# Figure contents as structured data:

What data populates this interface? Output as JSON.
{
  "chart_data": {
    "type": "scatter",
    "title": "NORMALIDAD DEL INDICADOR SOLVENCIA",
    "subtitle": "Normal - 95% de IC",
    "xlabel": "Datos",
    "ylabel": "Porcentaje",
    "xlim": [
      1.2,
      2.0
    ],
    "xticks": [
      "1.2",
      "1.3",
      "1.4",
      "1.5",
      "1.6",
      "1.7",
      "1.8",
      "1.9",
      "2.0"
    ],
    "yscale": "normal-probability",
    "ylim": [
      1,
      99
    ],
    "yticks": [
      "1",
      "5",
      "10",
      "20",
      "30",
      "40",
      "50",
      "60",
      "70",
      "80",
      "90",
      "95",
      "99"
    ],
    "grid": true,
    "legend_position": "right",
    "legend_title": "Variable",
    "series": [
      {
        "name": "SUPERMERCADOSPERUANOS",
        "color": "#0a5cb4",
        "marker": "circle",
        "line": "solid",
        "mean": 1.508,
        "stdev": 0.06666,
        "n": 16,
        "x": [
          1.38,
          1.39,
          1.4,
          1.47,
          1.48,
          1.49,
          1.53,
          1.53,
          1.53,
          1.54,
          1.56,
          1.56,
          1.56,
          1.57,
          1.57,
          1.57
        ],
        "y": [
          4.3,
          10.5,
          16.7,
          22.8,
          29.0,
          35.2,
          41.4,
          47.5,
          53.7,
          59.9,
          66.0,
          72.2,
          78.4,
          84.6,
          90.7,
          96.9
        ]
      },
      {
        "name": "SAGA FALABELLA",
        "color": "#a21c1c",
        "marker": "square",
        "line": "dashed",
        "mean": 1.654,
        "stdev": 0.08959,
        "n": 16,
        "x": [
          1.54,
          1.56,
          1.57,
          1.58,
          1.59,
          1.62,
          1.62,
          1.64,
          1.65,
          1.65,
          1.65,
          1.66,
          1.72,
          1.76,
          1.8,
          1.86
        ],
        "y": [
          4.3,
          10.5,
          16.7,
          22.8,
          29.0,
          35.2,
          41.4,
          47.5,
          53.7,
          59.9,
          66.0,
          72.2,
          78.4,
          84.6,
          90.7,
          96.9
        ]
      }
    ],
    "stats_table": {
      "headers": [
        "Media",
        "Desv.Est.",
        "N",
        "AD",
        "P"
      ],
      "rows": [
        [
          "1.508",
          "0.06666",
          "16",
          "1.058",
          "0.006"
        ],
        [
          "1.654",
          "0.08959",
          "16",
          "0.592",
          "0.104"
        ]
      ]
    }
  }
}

# EXERCISE DETAILS:
Restate the whole listing exactly, leaving out nothing.

# SOLUTION TO THIS PROBLEM:
What data populates this interface? Output as JSON.
{
  "chart_data": {
    "type": "scatter",
    "title": "NORMALIDAD DEL INDICADOR SOLVENCIA",
    "subtitle": "Normal - 95% de IC",
    "xlabel": "Datos",
    "ylabel": "Porcentaje",
    "xlim": [
      1.2,
      2.0
    ],
    "xticks": [
      "1.2",
      "1.3",
      "1.4",
      "1.5",
      "1.6",
      "1.7",
      "1.8",
      "1.9",
      "2.0"
    ],
    "yscale": "normal-probability",
    "ylim": [
      1,
      99
    ],
    "yticks": [
      "1",
      "5",
      "10",
      "20",
      "30",
      "40",
      "50",
      "60",
      "70",
      "80",
      "90",
      "95",
      "99"
    ],
    "grid": true,
    "legend_position": "right",
    "legend_title": "Variable",
    "series": [
      {
        "name": "SUPERMERCADOSPERUANOS",
        "color": "#0a5cb4",
        "marker": "circle",
        "line": "solid",
        "mean": 1.508,
        "stdev": 0.06666,
        "n": 16,
        "x": [
          1.38,
          1.39,
          1.4,
          1.47,
          1.48,
          1.49,
          1.53,
          1.53,
          1.53,
          1.54,
          1.56,
          1.56,
          1.56,
          1.57,
          1.57,
          1.57
        ],
        "y": [
          4.3,
          10.5,
          16.7,
          22.8,
          29.0,
          35.2,
          41.4,
          47.5,
          53.7,
          59.9,
          66.0,
          72.2,
          78.4,
          84.6,
          90.7,
          96.9
        ]
      },
      {
        "name": "SAGA FALABELLA",
        "color": "#a21c1c",
        "marker": "square",
        "line": "dashed",
        "mean": 1.654,
        "stdev": 0.08959,
        "n": 16,
        "x": [
          1.54,
          1.56,
          1.57,
          1.58,
          1.59,
          1.62,
          1.62,
          1.64,
          1.65,
          1.65,
          1.65,
          1.66,
          1.72,
          1.76,
          1.8,
          1.86
        ],
        "y": [
          4.3,
          10.5,
          16.7,
          22.8,
          29.0,
          35.2,
          41.4,
          47.5,
          53.7,
          59.9,
          66.0,
          72.2,
          78.4,
          84.6,
          90.7,
          96.9
        ]
      }
    ],
    "stats_table": {
      "headers": [
        "Media",
        "Desv.Est.",
        "N",
        "AD",
        "P"
      ],
      "rows": [
        [
          "1.508",
          "0.06666",
          "16",
          "1.058",
          "0.006"
        ],
        [
          "1.654",
          "0.08959",
          "16",
          "0.592",
          "0.104"
        ]
      ]
    }
  }
}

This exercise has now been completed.